§ **Work to complete**
Print the listing below in its entirety, character for character.

(Extracted data entries)
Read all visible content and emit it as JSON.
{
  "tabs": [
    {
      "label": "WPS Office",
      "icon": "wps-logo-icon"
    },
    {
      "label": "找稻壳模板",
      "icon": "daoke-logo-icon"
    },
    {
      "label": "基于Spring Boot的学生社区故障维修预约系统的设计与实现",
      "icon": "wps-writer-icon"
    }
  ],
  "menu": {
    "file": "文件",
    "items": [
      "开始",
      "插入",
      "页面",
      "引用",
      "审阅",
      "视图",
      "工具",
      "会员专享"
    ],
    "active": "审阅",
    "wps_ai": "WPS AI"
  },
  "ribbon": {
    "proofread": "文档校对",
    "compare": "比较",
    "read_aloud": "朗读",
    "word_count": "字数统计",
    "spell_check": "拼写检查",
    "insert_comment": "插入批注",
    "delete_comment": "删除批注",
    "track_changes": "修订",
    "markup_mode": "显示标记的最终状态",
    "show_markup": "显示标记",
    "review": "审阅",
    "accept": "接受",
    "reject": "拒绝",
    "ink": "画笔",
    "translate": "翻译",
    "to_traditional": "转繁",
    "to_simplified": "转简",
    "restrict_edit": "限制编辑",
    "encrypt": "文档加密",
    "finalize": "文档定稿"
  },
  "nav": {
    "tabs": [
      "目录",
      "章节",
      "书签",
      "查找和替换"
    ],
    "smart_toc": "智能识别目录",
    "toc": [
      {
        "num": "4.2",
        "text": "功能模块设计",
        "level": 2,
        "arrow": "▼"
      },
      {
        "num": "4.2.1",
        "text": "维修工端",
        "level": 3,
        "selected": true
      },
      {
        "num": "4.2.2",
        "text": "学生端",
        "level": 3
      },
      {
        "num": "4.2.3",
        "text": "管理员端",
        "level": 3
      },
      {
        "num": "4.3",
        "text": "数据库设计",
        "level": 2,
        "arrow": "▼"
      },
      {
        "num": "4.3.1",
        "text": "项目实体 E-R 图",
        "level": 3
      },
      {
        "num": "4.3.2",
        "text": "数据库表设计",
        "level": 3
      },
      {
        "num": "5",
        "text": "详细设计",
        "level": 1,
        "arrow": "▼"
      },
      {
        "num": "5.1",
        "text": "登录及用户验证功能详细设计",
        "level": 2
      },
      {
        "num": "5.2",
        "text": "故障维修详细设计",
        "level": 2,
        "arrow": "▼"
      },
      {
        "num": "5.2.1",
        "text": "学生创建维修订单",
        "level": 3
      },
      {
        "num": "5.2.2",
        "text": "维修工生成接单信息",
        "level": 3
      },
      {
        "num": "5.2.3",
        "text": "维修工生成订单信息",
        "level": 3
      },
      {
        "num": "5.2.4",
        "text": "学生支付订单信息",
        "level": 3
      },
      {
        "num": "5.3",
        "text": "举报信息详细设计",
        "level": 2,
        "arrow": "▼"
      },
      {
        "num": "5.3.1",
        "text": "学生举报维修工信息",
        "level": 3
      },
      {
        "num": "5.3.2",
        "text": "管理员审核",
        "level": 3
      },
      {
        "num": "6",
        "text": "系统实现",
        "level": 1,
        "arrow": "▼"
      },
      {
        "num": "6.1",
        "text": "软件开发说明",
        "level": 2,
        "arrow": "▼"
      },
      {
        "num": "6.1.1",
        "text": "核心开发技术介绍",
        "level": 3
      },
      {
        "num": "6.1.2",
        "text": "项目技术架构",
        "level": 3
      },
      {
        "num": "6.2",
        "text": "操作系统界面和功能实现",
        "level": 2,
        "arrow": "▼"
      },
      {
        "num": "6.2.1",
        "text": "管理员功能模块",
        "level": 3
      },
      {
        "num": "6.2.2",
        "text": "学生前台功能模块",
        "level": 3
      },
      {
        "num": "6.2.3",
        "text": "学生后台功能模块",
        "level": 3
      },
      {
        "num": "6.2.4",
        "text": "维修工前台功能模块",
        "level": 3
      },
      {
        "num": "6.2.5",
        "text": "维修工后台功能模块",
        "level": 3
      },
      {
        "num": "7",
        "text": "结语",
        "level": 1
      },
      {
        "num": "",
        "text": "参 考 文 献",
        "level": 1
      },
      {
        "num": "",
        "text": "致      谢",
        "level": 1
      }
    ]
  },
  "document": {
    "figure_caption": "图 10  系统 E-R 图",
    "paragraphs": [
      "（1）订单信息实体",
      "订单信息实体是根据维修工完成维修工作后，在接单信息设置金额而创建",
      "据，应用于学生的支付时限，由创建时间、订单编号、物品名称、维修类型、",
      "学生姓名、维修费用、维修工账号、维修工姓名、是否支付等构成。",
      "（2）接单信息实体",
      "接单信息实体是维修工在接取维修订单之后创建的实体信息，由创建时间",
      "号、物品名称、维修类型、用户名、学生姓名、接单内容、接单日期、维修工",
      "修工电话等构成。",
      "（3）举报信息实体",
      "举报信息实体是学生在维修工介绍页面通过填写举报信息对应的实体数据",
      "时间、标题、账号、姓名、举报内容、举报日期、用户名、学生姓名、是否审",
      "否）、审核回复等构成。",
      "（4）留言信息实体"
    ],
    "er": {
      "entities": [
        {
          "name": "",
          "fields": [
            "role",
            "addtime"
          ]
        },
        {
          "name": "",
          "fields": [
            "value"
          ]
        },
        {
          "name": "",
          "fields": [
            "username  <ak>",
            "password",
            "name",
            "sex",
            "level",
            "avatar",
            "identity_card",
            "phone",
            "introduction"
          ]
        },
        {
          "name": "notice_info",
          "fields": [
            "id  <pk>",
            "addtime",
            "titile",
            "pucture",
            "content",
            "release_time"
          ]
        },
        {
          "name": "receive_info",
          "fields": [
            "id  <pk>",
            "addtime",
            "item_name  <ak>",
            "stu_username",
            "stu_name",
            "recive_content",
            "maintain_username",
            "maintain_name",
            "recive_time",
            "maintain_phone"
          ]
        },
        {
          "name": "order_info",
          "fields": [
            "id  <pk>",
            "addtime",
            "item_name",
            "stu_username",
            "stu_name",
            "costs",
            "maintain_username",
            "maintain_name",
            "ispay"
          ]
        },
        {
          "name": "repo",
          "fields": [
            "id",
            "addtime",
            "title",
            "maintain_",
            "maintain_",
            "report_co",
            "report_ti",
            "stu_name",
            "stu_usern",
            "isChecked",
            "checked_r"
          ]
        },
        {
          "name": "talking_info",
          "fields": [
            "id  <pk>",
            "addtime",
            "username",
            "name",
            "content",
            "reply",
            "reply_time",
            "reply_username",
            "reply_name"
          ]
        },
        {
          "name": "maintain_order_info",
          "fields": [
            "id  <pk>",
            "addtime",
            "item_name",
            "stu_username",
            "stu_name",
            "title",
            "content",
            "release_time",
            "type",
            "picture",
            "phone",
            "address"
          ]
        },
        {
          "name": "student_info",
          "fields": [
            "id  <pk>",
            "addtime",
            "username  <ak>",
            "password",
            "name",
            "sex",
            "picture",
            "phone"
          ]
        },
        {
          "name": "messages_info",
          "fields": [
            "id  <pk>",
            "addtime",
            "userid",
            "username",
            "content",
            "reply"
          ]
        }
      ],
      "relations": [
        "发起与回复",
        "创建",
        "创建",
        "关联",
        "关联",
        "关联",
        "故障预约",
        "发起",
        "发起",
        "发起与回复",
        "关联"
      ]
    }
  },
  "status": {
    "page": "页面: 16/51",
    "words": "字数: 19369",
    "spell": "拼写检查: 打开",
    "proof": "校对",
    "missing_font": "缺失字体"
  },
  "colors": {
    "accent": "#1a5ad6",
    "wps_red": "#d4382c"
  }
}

§ **Finished answer**
Read all visible content and emit it as JSON.
{
  "tabs": [
    {
      "label": "WPS Office",
      "icon": "wps-logo-icon"
    },
    {
      "label": "找稻壳模板",
      "icon": "daoke-logo-icon"
    },
    {
      "label": "基于Spring Boot的学生社区故障维修预约系统的设计与实现",
      "icon": "wps-writer-icon"
    }
  ],
  "menu": {
    "file": "文件",
    "items": [
      "开始",
      "插入",
      "页面",
      "引用",
      "审阅",
      "视图",
      "工具",
      "会员专享"
    ],
    "active": "审阅",
    "wps_ai": "WPS AI"
  },
  "ribbon": {
    "proofread": "文档校对",
    "compare": "比较",
    "read_aloud": "朗读",
    "word_count": "字数统计",
    "spell_check": "拼写检查",
    "insert_comment": "插入批注",
    "delete_comment": "删除批注",
    "track_changes": "修订",
    "markup_mode": "显示标记的最终状态",
    "show_markup": "显示标记",
    "review": "审阅",
    "accept": "接受",
    "reject": "拒绝",
    "ink": "画笔",
    "translate": "翻译",
    "to_traditional": "转繁",
    "to_simplified": "转简",
    "restrict_edit": "限制编辑",
    "encrypt": "文档加密",
    "finalize": "文档定稿"
  },
  "nav": {
    "tabs": [
      "目录",
      "章节",
      "书签",
      "查找和替换"
    ],
    "smart_toc": "智能识别目录",
    "toc": [
      {
        "num": "4.2",
        "text": "功能模块设计",
        "level": 2,
        "arrow": "▼"
      },
      {
        "num": "4.2.1",
        "text": "维修工端",
        "level": 3,
        "selected": true
      },
      {
        "num": "4.2.2",
        "text": "学生端",
        "level": 3
      },
      {
        "num": "4.2.3",
        "text": "管理员端",
        "level": 3
      },
      {
        "num": "4.3",
        "text": "数据库设计",
        "level": 2,
        "arrow": "▼"
      },
      {
        "num": "4.3.1",
        "text": "项目实体 E-R 图",
        "level": 3
      },
      {
        "num": "4.3.2",
        "text": "数据库表设计",
        "level": 3
      },
      {
        "num": "5",
        "text": "详细设计",
        "level": 1,
        "arrow": "▼"
      },
      {
        "num": "5.1",
        "text": "登录及用户验证功能详细设计",
        "level": 2
      },
      {
        "num": "5.2",
        "text": "故障维修详细设计",
        "level": 2,
        "arrow": "▼"
      },
      {
        "num": "5.2.1",
        "text": "学生创建维修订单",
        "level": 3
      },
      {
        "num": "5.2.2",
        "text": "维修工生成接单信息",
        "level": 3
      },
      {
        "num": "5.2.3",
        "text": "维修工生成订单信息",
        "level": 3
      },
      {
        "num": "5.2.4",
        "text": "学生支付订单信息",
        "level": 3
      },
      {
        "num": "5.3",
        "text": "举报信息详细设计",
        "level": 2,
        "arrow": "▼"
      },
      {
        "num": "5.3.1",
        "text": "学生举报维修工信息",
        "level": 3
      },
      {
        "num": "5.3.2",
        "text": "管理员审核",
        "level": 3
      },
      {
        "num": "6",
        "text": "系统实现",
        "level": 1,
        "arrow": "▼"
      },
      {
        "num": "6.1",
        "text": "软件开发说明",
        "level": 2,
        "arrow": "▼"
      },
      {
        "num": "6.1.1",
        "text": "核心开发技术介绍",
        "level": 3
      },
      {
        "num": "6.1.2",
        "text": "项目技术架构",
        "level": 3
      },
      {
        "num": "6.2",
        "text": "操作系统界面和功能实现",
        "level": 2,
        "arrow": "▼"
      },
      {
        "num": "6.2.1",
        "text": "管理员功能模块",
        "level": 3
      },
      {
        "num": "6.2.2",
        "text": "学生前台功能模块",
        "level": 3
      },
      {
        "num": "6.2.3",
        "text": "学生后台功能模块",
        "level": 3
      },
      {
        "num": "6.2.4",
        "text": "维修工前台功能模块",
        "level": 3
      },
      {
        "num": "6.2.5",
        "text": "维修工后台功能模块",
        "level": 3
      },
      {
        "num": "7",
        "text": "结语",
        "level": 1
      },
      {
        "num": "",
        "text": "参 考 文 献",
        "level": 1
      },
      {
        "num": "",
        "text": "致      谢",
        "level": 1
      }
    ]
  },
  "document": {
    "figure_caption": "图 10  系统 E-R 图",
    "paragraphs": [
      "（1）订单信息实体",
      "订单信息实体是根据维修工完成维修工作后，在接单信息设置金额而创建",
      "据，应用于学生的支付时限，由创建时间、订单编号、物品名称、维修类型、",
      "学生姓名、维修费用、维修工账号、维修工姓名、是否支付等构成。",
      "（2）接单信息实体",
      "接单信息实体是维修工在接取维修订单之后创建的实体信息，由创建时间",
      "号、物品名称、维修类型、用户名、学生姓名、接单内容、接单日期、维修工",
      "修工电话等构成。",
      "（3）举报信息实体",
      "举报信息实体是学生在维修工介绍页面通过填写举报信息对应的实体数据",
      "时间、标题、账号、姓名、举报内容、举报日期、用户名、学生姓名、是否审",
      "否）、审核回复等构成。",
      "（4）留言信息实体"
    ],
    "er": {
      "entities": [
        {
          "name": "",
          "fields": [
            "role",
            "addtime"
          ]
        },
        {
          "name": "",
          "fields": [
            "value"
          ]
        },
        {
          "name": "",
          "fields": [
            "username  <ak>",
            "password",
            "name",
            "sex",
            "level",
            "avatar",
            "identity_card",
            "phone",
            "introduction"
          ]
        },
        {
          "name": "notice_info",
          "fields": [
            "id  <pk>",
            "addtime",
            "titile",
            "pucture",
            "content",
            "release_time"
          ]
        },
        {
          "name": "receive_info",
          "fields": [
            "id  <pk>",
            "addtime",
            "item_name  <ak>",
            "stu_username",
            "stu_name",
            "recive_content",
            "maintain_username",
            "maintain_name",
            "recive_time",
            "maintain_phone"
          ]
        },
        {
          "name": "order_info",
          "fields": [
            "id  <pk>",
            "addtime",
            "item_name",
            "stu_username",
            "stu_name",
            "costs",
            "maintain_username",
            "maintain_name",
            "ispay"
          ]
        },
        {
          "name": "repo",
          "fields": [
            "id",
            "addtime",
            "title",
            "maintain_",
            "maintain_",
            "report_co",
            "report_ti",
            "stu_name",
            "stu_usern",
            "isChecked",
            "checked_r"
          ]
        },
        {
          "name": "talking_info",
          "fields": [
            "id  <pk>",
            "addtime",
            "username",
            "name",
            "content",
            "reply",
            "reply_time",
            "reply_username",
            "reply_name"
          ]
        },
        {
          "name": "maintain_order_info",
          "fields": [
            "id  <pk>",
            "addtime",
            "item_name",
            "stu_username",
            "stu_name",
            "title",
            "content",
            "release_time",
            "type",
            "picture",
            "phone",
            "address"
          ]
        },
        {
          "name": "student_info",
          "fields": [
            "id  <pk>",
            "addtime",
            "username  <ak>",
            "password",
            "name",
            "sex",
            "picture",
            "phone"
          ]
        },
        {
          "name": "messages_info",
          "fields": [
            "id  <pk>",
            "addtime",
            "userid",
            "username",
            "content",
            "reply"
          ]
        }
      ],
      "relations": [
        "发起与回复",
        "创建",
        "创建",
        "关联",
        "关联",
        "关联",
        "故障预约",
        "发起",
        "发起",
        "发起与回复",
        "关联"
      ]
    }
  },
  "status": {
    "page": "页面: 16/51",
    "words": "字数: 19369",
    "spell": "拼写检查: 打开",
    "proof": "校对",
    "missing_font": "缺失字体"
  },
  "colors": {
    "accent": "#1a5ad6",
    "wps_red": "#d4382c"
  }
}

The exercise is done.